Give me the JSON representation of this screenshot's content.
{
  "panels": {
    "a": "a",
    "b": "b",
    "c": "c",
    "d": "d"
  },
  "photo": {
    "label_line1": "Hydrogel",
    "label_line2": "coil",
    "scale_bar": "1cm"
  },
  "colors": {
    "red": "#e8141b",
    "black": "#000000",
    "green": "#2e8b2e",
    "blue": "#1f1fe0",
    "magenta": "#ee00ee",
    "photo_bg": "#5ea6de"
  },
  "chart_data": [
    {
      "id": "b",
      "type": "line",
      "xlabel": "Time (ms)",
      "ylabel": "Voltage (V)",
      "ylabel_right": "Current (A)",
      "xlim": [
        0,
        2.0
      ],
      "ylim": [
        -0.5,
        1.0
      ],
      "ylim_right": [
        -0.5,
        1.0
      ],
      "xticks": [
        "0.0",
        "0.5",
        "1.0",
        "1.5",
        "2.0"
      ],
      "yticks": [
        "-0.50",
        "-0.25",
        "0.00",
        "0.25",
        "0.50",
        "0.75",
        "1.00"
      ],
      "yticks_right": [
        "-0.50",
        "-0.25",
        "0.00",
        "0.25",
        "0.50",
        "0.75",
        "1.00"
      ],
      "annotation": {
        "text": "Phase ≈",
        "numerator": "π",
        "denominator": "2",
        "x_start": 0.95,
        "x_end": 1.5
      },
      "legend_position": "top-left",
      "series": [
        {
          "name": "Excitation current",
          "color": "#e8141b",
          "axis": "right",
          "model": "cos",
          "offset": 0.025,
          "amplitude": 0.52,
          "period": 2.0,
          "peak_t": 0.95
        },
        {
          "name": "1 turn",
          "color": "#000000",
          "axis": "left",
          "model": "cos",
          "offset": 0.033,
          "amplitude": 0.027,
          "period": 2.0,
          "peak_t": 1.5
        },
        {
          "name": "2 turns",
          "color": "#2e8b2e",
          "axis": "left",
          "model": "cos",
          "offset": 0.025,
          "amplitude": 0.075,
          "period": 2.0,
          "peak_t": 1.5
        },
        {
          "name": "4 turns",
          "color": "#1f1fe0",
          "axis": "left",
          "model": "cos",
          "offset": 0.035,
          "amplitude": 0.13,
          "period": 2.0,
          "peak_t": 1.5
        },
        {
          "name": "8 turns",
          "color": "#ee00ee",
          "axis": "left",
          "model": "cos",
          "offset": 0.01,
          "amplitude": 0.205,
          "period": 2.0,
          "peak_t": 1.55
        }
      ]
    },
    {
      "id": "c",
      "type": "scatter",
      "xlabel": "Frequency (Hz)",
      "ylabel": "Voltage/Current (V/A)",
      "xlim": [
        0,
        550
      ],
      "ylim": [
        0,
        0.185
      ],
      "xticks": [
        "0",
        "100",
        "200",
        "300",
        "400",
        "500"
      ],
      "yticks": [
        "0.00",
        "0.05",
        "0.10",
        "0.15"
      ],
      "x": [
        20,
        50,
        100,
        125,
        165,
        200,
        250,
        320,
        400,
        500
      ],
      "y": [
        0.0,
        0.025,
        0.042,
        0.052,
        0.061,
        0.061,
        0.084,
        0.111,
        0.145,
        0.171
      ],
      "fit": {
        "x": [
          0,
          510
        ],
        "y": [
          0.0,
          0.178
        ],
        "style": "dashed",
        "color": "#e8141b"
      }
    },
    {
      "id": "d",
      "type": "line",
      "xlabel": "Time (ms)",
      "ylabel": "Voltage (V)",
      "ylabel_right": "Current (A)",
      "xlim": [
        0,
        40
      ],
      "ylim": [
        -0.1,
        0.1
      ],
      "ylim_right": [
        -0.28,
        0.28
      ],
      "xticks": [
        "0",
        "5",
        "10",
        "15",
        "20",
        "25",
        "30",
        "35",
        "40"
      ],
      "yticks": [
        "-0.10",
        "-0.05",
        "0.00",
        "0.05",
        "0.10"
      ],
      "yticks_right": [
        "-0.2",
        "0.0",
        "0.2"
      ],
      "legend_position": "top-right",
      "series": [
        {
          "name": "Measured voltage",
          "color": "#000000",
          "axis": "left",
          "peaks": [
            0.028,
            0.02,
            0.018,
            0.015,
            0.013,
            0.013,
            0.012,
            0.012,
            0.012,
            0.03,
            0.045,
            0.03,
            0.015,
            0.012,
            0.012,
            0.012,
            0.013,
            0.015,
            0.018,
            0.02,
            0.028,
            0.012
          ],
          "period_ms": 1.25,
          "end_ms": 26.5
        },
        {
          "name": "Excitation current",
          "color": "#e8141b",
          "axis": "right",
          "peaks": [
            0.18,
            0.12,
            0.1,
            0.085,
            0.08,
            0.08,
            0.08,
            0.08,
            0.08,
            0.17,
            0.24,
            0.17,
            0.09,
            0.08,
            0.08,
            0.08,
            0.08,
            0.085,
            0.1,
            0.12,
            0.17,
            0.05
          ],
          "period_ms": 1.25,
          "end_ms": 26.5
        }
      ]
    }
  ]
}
+++
--- Short problem ---
Exactly reproduce every line of the data above.

--- Answer to the exercise ---
Give me the JSON representation of this screenshot's content.
{
  "panels": {
    "a": "a",
    "b": "b",
    "c": "c",
    "d": "d"
  },
  "photo": {
    "label_line1": "Hydrogel",
    "label_line2": "coil",
    "scale_bar": "1cm"
  },
  "colors": {
    "red": "#e8141b",
    "black": "#000000",
    "green": "#2e8b2e",
    "blue": "#1f1fe0",
    "magenta": "#ee00ee",
    "photo_bg": "#5ea6de"
  },
  "chart_data": [
    {
      "id": "b",
      "type": "line",
      "xlabel": "Time (ms)",
      "ylabel": "Voltage (V)",
      "ylabel_right": "Current (A)",
      "xlim": [
        0,
        2.0
      ],
      "ylim": [
        -0.5,
        1.0
      ],
      "ylim_right": [
        -0.5,
        1.0
      ],
      "xticks": [
        "0.0",
        "0.5",
        "1.0",
        "1.5",
        "2.0"
      ],
      "yticks": [
        "-0.50",
        "-0.25",
        "0.00",
        "0.25",
        "0.50",
        "0.75",
        "1.00"
      ],
      "yticks_right": [
        "-0.50",
        "-0.25",
        "0.00",
        "0.25",
        "0.50",
        "0.75",
        "1.00"
      ],
      "annotation": {
        "text": "Phase ≈",
        "numerator": "π",
        "denominator": "2",
        "x_start": 0.95,
        "x_end": 1.5
      },
      "legend_position": "top-left",
      "series": [
        {
          "name": "Excitation current",
          "color": "#e8141b",
          "axis": "right",
          "model": "cos",
          "offset": 0.025,
          "amplitude": 0.52,
          "period": 2.0,
          "peak_t": 0.95
        },
        {
          "name": "1 turn",
          "color": "#000000",
          "axis": "left",
          "model": "cos",
          "offset": 0.033,
          "amplitude": 0.027,
          "period": 2.0,
          "peak_t": 1.5
        },
        {
          "name": "2 turns",
          "color": "#2e8b2e",
          "axis": "left",
          "model": "cos",
          "offset": 0.025,
          "amplitude": 0.075,
          "period": 2.0,
          "peak_t": 1.5
        },
        {
          "name": "4 turns",
          "color": "#1f1fe0",
          "axis": "left",
          "model": "cos",
          "offset": 0.035,
          "amplitude": 0.13,
          "period": 2.0,
          "peak_t": 1.5
        },
        {
          "name": "8 turns",
          "color": "#ee00ee",
          "axis": "left",
          "model": "cos",
          "offset": 0.01,
          "amplitude": 0.205,
          "period": 2.0,
          "peak_t": 1.55
        }
      ]
    },
    {
      "id": "c",
      "type": "scatter",
      "xlabel": "Frequency (Hz)",
      "ylabel": "Voltage/Current (V/A)",
      "xlim": [
        0,
        550
      ],
      "ylim": [
        0,
        0.185
      ],
      "xticks": [
        "0",
        "100",
        "200",
        "300",
        "400",
        "500"
      ],
      "yticks": [
        "0.00",
        "0.05",
        "0.10",
        "0.15"
      ],
      "x": [
        20,
        50,
        100,
        125,
        165,
        200,
        250,
        320,
        400,
        500
      ],
      "y": [
        0.0,
        0.025,
        0.042,
        0.052,
        0.061,
        0.061,
        0.084,
        0.111,
        0.145,
        0.171
      ],
      "fit": {
        "x": [
          0,
          510
        ],
        "y": [
          0.0,
          0.178
        ],
        "style": "dashed",
        "color": "#e8141b"
      }
    },
    {
      "id": "d",
      "type": "line",
      "xlabel": "Time (ms)",
      "ylabel": "Voltage (V)",
      "ylabel_right": "Current (A)",
      "xlim": [
        0,
        40
      ],
      "ylim": [
        -0.1,
        0.1
      ],
      "ylim_right": [
        -0.28,
        0.28
      ],
      "xticks": [
        "0",
        "5",
        "10",
        "15",
        "20",
        "25",
        "30",
        "35",
        "40"
      ],
      "yticks": [
        "-0.10",
        "-0.05",
        "0.00",
        "0.05",
        "0.10"
      ],
      "yticks_right": [
        "-0.2",
        "0.0",
        "0.2"
      ],
      "legend_position": "top-right",
      "series": [
        {
          "name": "Measured voltage",
          "color": "#000000",
          "axis": "left",
          "peaks": [
            0.028,
            0.02,
            0.018,
            0.015,
            0.013,
            0.013,
            0.012,
            0.012,
            0.012,
            0.03,
            0.045,
            0.03,
            0.015,
            0.012,
            0.012,
            0.012,
            0.013,
            0.015,
            0.018,
            0.02,
            0.028,
            0.012
          ],
          "period_ms": 1.25,
          "end_ms": 26.5
        },
        {
          "name": "Excitation current",
          "color": "#e8141b",
          "axis": "right",
          "peaks": [
            0.18,
            0.12,
            0.1,
            0.085,
            0.08,
            0.08,
            0.08,
            0.08,
            0.08,
            0.17,
            0.24,
            0.17,
            0.09,
            0.08,
            0.08,
            0.08,
            0.08,
            0.085,
            0.1,
            0.12,
            0.17,
            0.05
          ],
          "period_ms": 1.25,
          "end_ms": 26.5
        }
      ]
    }
  ]
}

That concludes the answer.